Extracted information:
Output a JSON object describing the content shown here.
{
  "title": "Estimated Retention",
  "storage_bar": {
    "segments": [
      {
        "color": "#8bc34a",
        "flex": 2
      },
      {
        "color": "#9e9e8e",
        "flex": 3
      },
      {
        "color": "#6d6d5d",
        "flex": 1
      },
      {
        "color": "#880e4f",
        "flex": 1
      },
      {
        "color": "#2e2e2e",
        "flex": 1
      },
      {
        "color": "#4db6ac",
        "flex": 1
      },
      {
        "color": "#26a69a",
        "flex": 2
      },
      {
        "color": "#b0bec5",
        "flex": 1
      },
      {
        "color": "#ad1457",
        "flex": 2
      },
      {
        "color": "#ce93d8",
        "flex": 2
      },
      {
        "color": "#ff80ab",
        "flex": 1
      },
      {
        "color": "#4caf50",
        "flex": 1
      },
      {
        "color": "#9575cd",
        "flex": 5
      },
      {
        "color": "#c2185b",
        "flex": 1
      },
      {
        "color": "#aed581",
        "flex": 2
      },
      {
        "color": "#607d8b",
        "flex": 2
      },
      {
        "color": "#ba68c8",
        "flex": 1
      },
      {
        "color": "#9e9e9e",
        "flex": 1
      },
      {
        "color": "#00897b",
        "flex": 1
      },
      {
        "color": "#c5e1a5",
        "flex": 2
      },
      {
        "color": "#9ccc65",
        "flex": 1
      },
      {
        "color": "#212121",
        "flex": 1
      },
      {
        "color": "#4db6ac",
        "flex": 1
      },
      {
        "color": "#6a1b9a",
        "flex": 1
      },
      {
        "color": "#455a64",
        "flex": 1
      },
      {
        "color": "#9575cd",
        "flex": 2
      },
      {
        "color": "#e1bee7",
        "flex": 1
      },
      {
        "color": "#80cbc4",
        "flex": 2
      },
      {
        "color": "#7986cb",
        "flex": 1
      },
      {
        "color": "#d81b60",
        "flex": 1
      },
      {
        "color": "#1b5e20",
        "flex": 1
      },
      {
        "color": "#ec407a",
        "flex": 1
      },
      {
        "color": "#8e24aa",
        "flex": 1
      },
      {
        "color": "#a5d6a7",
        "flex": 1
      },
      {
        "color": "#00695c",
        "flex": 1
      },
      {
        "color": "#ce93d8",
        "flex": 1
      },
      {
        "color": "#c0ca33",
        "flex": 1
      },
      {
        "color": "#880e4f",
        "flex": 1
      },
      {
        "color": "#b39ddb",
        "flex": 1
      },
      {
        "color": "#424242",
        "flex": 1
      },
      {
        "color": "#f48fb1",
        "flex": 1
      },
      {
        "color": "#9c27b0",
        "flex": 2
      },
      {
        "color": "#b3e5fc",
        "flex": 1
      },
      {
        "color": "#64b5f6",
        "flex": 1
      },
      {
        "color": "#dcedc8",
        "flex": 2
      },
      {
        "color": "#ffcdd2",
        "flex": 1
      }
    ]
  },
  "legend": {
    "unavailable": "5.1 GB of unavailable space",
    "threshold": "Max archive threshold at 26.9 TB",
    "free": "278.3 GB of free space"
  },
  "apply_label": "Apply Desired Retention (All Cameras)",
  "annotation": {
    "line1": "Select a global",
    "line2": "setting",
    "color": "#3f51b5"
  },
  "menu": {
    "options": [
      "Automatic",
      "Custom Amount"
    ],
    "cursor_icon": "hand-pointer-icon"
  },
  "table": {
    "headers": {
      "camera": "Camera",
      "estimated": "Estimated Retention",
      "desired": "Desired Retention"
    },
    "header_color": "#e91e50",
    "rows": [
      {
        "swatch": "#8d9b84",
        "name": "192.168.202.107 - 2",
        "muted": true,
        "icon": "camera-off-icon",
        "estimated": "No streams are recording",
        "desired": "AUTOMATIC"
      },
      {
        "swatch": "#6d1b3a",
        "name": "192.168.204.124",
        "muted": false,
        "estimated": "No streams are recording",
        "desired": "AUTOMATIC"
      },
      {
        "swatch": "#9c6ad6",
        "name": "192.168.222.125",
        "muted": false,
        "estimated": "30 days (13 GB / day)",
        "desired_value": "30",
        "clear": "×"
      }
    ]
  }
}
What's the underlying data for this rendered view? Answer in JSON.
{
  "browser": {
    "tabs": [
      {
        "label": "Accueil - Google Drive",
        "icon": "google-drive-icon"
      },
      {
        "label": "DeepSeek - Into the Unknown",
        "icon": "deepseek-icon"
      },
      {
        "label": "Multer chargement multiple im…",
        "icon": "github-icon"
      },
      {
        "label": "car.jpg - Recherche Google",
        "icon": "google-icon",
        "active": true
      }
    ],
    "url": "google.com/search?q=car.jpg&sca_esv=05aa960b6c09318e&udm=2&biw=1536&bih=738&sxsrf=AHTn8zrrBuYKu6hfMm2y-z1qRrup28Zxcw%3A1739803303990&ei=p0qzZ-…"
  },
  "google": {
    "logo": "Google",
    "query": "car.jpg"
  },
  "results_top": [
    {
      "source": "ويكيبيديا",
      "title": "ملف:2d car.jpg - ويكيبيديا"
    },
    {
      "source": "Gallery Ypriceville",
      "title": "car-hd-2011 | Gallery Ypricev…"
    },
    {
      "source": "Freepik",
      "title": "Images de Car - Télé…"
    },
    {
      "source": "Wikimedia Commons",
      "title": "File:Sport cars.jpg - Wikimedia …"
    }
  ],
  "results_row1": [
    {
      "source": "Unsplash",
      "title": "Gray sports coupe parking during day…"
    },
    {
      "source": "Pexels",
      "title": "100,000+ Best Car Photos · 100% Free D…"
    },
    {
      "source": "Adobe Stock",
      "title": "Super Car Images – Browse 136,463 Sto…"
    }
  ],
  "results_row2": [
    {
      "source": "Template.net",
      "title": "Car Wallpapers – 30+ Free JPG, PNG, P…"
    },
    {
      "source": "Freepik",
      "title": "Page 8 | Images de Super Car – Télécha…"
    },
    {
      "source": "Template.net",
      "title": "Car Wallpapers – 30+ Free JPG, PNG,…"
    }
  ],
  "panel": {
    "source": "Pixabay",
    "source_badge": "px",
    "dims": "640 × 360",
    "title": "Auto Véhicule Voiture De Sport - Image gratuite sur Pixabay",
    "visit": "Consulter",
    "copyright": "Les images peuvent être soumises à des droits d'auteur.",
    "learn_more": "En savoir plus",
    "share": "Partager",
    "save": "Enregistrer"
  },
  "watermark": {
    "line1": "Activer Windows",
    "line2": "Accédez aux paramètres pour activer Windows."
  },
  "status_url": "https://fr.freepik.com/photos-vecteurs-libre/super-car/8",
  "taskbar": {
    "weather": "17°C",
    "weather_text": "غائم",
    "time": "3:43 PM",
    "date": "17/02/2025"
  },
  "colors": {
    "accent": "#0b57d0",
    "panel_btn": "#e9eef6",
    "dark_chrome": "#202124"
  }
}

Written problem:
Output the records above in their entirety, exactly.

Expected output:
Output a JSON object describing the content shown here.
{
  "title": "Estimated Retention",
  "storage_bar": {
    "segments": [
      {
        "color": "#8bc34a",
        "flex": 2
      },
      {
        "color": "#9e9e8e",
        "flex": 3
      },
      {
        "color": "#6d6d5d",
        "flex": 1
      },
      {
        "color": "#880e4f",
        "flex": 1
      },
      {
        "color": "#2e2e2e",
        "flex": 1
      },
      {
        "color": "#4db6ac",
        "flex": 1
      },
      {
        "color": "#26a69a",
        "flex": 2
      },
      {
        "color": "#b0bec5",
        "flex": 1
      },
      {
        "color": "#ad1457",
        "flex": 2
      },
      {
        "color": "#ce93d8",
        "flex": 2
      },
      {
        "color": "#ff80ab",
        "flex": 1
      },
      {
        "color": "#4caf50",
        "flex": 1
      },
      {
        "color": "#9575cd",
        "flex": 5
      },
      {
        "color": "#c2185b",
        "flex": 1
      },
      {
        "color": "#aed581",
        "flex": 2
      },
      {
        "color": "#607d8b",
        "flex": 2
      },
      {
        "color": "#ba68c8",
        "flex": 1
      },
      {
        "color": "#9e9e9e",
        "flex": 1
      },
      {
        "color": "#00897b",
        "flex": 1
      },
      {
        "color": "#c5e1a5",
        "flex": 2
      },
      {
        "color": "#9ccc65",
        "flex": 1
      },
      {
        "color": "#212121",
        "flex": 1
      },
      {
        "color": "#4db6ac",
        "flex": 1
      },
      {
        "color": "#6a1b9a",
        "flex": 1
      },
      {
        "color": "#455a64",
        "flex": 1
      },
      {
        "color": "#9575cd",
        "flex": 2
      },
      {
        "color": "#e1bee7",
        "flex": 1
      },
      {
        "color": "#80cbc4",
        "flex": 2
      },
      {
        "color": "#7986cb",
        "flex": 1
      },
      {
        "color": "#d81b60",
        "flex": 1
      },
      {
        "color": "#1b5e20",
        "flex": 1
      },
      {
        "color": "#ec407a",
        "flex": 1
      },
      {
        "color": "#8e24aa",
        "flex": 1
      },
      {
        "color": "#a5d6a7",
        "flex": 1
      },
      {
        "color": "#00695c",
        "flex": 1
      },
      {
        "color": "#ce93d8",
        "flex": 1
      },
      {
        "color": "#c0ca33",
        "flex": 1
      },
      {
        "color": "#880e4f",
        "flex": 1
      },
      {
        "color": "#b39ddb",
        "flex": 1
      },
      {
        "color": "#424242",
        "flex": 1
      },
      {
        "color": "#f48fb1",
        "flex": 1
      },
      {
        "color": "#9c27b0",
        "flex": 2
      },
      {
        "color": "#b3e5fc",
        "flex": 1
      },
      {
        "color": "#64b5f6",
        "flex": 1
      },
      {
        "color": "#dcedc8",
        "flex": 2
      },
      {
        "color": "#ffcdd2",
        "flex": 1
      }
    ]
  },
  "legend": {
    "unavailable": "5.1 GB of unavailable space",
    "threshold": "Max archive threshold at 26.9 TB",
    "free": "278.3 GB of free space"
  },
  "apply_label": "Apply Desired Retention (All Cameras)",
  "annotation": {
    "line1": "Select a global",
    "line2": "setting",
    "color": "#3f51b5"
  },
  "menu": {
    "options": [
      "Automatic",
      "Custom Amount"
    ],
    "cursor_icon": "hand-pointer-icon"
  },
  "table": {
    "headers": {
      "camera": "Camera",
      "estimated": "Estimated Retention",
      "desired": "Desired Retention"
    },
    "header_color": "#e91e50",
    "rows": [
      {
        "swatch": "#8d9b84",
        "name": "192.168.202.107 - 2",
        "muted": true,
        "icon": "camera-off-icon",
        "estimated": "No streams are recording",
        "desired": "AUTOMATIC"
      },
      {
        "swatch": "#6d1b3a",
        "name": "192.168.204.124",
        "muted": false,
        "estimated": "No streams are recording",
        "desired": "AUTOMATIC"
      },
      {
        "swatch": "#9c6ad6",
        "name": "192.168.222.125",
        "muted": false,
        "estimated": "30 days (13 GB / day)",
        "desired_value": "30",
        "clear": "×"
      }
    ]
  }
}
What's the underlying data for this rendered view? Answer in JSON.
{
  "browser": {
    "tabs": [
      {
        "label": "Accueil - Google Drive",
        "icon": "google-drive-icon"
      },
      {
        "label": "DeepSeek - Into the Unknown",
        "icon": "deepseek-icon"
      },
      {
        "label": "Multer chargement multiple im…",
        "icon": "github-icon"
      },
      {
        "label": "car.jpg - Recherche Google",
        "icon": "google-icon",
        "active": true
      }
    ],
    "url": "google.com/search?q=car.jpg&sca_esv=05aa960b6c09318e&udm=2&biw=1536&bih=738&sxsrf=AHTn8zrrBuYKu6hfMm2y-z1qRrup28Zxcw%3A1739803303990&ei=p0qzZ-…"
  },
  "google": {
    "logo": "Google",
    "query": "car.jpg"
  },
  "results_top": [
    {
      "source": "ويكيبيديا",
      "title": "ملف:2d car.jpg - ويكيبيديا"
    },
    {
      "source": "Gallery Ypriceville",
      "title": "car-hd-2011 | Gallery Ypricev…"
    },
    {
      "source": "Freepik",
      "title": "Images de Car - Télé…"
    },
    {
      "source": "Wikimedia Commons",
      "title": "File:Sport cars.jpg - Wikimedia …"
    }
  ],
  "results_row1": [
    {
      "source": "Unsplash",
      "title": "Gray sports coupe parking during day…"
    },
    {
      "source": "Pexels",
      "title": "100,000+ Best Car Photos · 100% Free D…"
    },
    {
      "source": "Adobe Stock",
      "title": "Super Car Images – Browse 136,463 Sto…"
    }
  ],
  "results_row2": [
    {
      "source": "Template.net",
      "title": "Car Wallpapers – 30+ Free JPG, PNG, P…"
    },
    {
      "source": "Freepik",
      "title": "Page 8 | Images de Super Car – Télécha…"
    },
    {
      "source": "Template.net",
      "title": "Car Wallpapers – 30+ Free JPG, PNG,…"
    }
  ],
  "panel": {
    "source": "Pixabay",
    "source_badge": "px",
    "dims": "640 × 360",
    "title": "Auto Véhicule Voiture De Sport - Image gratuite sur Pixabay",
    "visit": "Consulter",
    "copyright": "Les images peuvent être soumises à des droits d'auteur.",
    "learn_more": "En savoir plus",
    "share": "Partager",
    "save": "Enregistrer"
  },
  "watermark": {
    "line1": "Activer Windows",
    "line2": "Accédez aux paramètres pour activer Windows."
  },
  "status_url": "https://fr.freepik.com/photos-vecteurs-libre/super-car/8",
  "taskbar": {
    "weather": "17°C",
    "weather_text": "غائم",
    "time": "3:43 PM",
    "date": "17/02/2025"
  },
  "colors": {
    "accent": "#0b57d0",
    "panel_btn": "#e9eef6",
    "dark_chrome": "#202124"
  }
}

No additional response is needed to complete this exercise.